- **Problem requirements**
From the entries below, copy out every line with "sync" in it.

- **Task input**
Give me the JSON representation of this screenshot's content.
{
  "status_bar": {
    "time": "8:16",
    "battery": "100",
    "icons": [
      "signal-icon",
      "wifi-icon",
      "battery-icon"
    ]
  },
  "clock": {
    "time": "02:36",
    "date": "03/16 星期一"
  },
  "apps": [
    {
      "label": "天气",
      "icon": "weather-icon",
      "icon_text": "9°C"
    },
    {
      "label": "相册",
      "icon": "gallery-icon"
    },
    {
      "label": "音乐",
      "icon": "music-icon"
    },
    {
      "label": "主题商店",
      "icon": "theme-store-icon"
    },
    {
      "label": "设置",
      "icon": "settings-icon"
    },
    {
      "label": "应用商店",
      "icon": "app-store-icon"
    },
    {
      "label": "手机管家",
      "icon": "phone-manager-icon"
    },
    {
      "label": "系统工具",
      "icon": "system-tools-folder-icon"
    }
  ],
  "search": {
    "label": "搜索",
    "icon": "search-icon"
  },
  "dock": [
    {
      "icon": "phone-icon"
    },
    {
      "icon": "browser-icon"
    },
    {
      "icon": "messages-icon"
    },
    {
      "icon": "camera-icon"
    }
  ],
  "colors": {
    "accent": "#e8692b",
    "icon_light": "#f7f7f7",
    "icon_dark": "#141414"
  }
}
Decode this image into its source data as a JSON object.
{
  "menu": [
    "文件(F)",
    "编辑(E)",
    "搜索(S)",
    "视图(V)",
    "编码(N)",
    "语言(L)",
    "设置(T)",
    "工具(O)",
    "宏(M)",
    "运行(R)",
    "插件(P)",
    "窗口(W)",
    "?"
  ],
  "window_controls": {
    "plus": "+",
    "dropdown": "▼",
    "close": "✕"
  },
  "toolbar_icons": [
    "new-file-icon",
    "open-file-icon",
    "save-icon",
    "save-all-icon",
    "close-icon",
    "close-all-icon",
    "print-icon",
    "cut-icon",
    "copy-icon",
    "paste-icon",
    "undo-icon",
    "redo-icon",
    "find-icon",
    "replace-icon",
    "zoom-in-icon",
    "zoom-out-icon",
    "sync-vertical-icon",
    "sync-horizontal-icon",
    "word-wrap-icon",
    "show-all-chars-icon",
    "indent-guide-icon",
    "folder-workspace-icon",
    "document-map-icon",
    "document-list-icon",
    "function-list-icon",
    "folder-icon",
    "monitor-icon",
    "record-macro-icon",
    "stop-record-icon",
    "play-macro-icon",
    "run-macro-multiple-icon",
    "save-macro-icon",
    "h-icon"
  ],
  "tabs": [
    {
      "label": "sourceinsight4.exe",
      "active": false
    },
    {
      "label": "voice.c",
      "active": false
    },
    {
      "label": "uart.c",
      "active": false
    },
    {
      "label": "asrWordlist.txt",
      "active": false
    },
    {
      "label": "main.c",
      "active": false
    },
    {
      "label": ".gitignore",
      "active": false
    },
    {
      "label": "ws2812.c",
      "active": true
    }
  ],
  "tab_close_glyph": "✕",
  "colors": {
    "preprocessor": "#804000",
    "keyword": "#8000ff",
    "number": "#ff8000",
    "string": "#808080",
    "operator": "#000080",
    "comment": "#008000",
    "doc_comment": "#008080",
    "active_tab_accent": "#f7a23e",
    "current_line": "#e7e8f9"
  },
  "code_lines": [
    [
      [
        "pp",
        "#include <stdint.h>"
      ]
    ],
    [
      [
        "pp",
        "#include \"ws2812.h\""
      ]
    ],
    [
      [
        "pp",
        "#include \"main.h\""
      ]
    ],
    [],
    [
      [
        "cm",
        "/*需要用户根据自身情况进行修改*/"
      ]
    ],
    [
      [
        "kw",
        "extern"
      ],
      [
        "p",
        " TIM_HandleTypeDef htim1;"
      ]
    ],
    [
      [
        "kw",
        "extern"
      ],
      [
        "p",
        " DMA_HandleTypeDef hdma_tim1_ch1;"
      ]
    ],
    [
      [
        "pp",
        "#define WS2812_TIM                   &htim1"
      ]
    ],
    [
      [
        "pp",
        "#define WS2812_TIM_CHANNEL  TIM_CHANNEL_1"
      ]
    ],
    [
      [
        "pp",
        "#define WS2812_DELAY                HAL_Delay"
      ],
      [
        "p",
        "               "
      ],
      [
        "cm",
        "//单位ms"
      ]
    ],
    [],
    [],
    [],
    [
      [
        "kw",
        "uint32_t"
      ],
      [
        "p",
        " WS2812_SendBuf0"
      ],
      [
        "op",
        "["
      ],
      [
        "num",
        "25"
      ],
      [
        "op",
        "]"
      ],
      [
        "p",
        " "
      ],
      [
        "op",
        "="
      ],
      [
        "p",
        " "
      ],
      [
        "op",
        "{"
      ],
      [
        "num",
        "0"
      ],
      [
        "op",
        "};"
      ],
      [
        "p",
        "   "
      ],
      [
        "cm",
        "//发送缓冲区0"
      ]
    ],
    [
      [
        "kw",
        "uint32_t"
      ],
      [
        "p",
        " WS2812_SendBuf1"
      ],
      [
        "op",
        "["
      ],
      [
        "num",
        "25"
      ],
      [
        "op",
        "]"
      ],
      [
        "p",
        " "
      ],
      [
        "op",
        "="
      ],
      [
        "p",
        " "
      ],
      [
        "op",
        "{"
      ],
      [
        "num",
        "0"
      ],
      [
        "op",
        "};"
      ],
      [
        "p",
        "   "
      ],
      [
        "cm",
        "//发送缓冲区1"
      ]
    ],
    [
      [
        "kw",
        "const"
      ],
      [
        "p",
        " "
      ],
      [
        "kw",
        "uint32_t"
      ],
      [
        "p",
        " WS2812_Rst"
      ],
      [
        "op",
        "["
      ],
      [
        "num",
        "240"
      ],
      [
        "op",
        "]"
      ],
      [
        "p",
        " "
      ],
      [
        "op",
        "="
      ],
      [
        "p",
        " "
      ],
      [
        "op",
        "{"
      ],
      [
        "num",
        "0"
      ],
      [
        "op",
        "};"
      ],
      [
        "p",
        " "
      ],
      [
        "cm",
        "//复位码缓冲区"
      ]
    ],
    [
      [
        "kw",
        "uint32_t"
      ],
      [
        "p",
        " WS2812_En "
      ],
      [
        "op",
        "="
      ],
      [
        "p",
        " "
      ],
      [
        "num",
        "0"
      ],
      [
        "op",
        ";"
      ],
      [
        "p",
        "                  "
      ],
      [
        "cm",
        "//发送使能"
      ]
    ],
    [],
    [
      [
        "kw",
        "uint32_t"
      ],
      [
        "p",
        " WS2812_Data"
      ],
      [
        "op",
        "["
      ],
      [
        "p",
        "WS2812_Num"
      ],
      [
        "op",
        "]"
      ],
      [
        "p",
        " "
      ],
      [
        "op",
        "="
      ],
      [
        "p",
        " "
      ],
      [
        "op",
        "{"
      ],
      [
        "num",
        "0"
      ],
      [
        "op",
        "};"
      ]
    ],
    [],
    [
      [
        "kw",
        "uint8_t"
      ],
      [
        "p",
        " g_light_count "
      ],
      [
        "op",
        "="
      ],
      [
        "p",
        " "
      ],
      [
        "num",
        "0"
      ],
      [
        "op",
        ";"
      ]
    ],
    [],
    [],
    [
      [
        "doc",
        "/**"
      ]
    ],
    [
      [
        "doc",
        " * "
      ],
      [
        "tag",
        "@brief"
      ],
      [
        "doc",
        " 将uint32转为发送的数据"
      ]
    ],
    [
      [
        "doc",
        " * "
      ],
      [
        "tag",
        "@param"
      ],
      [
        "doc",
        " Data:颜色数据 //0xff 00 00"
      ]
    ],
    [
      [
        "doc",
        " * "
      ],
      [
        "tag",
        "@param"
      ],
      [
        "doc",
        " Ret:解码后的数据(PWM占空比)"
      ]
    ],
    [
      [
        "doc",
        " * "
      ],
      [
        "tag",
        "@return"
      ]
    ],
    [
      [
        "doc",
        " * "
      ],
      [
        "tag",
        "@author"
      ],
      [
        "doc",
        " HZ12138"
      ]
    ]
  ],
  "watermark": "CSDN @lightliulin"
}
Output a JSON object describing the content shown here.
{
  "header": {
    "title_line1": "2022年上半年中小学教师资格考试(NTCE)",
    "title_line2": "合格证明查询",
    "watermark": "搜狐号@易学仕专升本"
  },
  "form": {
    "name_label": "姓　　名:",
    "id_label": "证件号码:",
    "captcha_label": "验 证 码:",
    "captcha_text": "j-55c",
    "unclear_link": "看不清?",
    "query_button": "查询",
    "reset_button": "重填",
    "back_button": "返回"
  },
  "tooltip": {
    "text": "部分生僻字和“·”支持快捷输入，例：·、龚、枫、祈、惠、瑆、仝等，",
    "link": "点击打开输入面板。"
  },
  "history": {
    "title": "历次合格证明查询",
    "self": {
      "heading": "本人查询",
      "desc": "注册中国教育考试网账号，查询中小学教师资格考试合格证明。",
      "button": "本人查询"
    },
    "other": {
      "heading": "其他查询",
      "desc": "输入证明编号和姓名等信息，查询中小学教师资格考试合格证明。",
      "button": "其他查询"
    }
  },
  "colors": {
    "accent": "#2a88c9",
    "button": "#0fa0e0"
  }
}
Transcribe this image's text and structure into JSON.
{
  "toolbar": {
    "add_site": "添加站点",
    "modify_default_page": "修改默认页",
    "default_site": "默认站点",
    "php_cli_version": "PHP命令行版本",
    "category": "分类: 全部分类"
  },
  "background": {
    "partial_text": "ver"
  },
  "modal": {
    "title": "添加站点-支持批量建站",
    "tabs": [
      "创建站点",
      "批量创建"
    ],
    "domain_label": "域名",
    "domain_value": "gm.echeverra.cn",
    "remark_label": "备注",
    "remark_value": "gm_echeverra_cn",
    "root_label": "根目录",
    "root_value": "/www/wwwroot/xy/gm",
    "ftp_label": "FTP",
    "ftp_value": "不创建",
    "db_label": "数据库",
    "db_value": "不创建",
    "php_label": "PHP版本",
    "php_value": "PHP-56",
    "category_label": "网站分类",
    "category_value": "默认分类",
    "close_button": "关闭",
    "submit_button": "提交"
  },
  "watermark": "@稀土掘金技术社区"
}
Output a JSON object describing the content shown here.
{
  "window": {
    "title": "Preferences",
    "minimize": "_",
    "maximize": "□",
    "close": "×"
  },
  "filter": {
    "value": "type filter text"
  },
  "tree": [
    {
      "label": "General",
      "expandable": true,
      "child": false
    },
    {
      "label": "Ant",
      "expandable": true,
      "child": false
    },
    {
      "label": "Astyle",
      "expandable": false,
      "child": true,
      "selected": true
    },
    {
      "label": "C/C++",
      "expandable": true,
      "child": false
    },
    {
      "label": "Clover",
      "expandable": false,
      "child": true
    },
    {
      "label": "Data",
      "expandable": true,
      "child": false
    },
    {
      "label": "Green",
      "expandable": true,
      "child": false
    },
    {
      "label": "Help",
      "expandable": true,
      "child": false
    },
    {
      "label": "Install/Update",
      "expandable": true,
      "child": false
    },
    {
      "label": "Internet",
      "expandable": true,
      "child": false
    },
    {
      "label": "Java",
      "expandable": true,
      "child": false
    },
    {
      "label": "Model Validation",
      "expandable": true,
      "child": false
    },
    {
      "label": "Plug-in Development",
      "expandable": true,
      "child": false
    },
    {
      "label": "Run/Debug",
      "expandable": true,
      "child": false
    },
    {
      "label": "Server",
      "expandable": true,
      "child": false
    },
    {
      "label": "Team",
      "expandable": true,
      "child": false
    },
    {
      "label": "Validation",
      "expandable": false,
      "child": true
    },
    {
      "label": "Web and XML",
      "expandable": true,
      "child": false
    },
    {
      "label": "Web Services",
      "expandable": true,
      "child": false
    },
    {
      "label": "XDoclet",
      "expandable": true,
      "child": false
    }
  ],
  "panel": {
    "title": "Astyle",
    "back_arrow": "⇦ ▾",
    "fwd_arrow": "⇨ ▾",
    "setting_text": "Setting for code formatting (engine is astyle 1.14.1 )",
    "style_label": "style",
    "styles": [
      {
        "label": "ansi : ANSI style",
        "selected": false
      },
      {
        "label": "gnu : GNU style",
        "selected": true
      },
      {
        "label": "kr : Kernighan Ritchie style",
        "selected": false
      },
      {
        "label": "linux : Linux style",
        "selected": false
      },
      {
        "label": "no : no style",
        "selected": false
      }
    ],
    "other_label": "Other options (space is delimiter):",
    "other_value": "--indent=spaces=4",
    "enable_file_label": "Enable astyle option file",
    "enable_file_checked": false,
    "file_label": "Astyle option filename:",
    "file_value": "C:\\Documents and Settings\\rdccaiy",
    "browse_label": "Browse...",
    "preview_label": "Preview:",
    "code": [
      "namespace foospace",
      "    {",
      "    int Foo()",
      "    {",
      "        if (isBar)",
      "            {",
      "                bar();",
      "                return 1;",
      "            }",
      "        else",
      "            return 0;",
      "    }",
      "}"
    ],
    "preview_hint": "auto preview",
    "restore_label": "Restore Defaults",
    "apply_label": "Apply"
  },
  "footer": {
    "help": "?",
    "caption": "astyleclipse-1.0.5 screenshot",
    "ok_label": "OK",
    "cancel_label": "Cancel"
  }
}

- **Full solution**
    "sync-vertical-icon",
    "sync-horizontal-icon",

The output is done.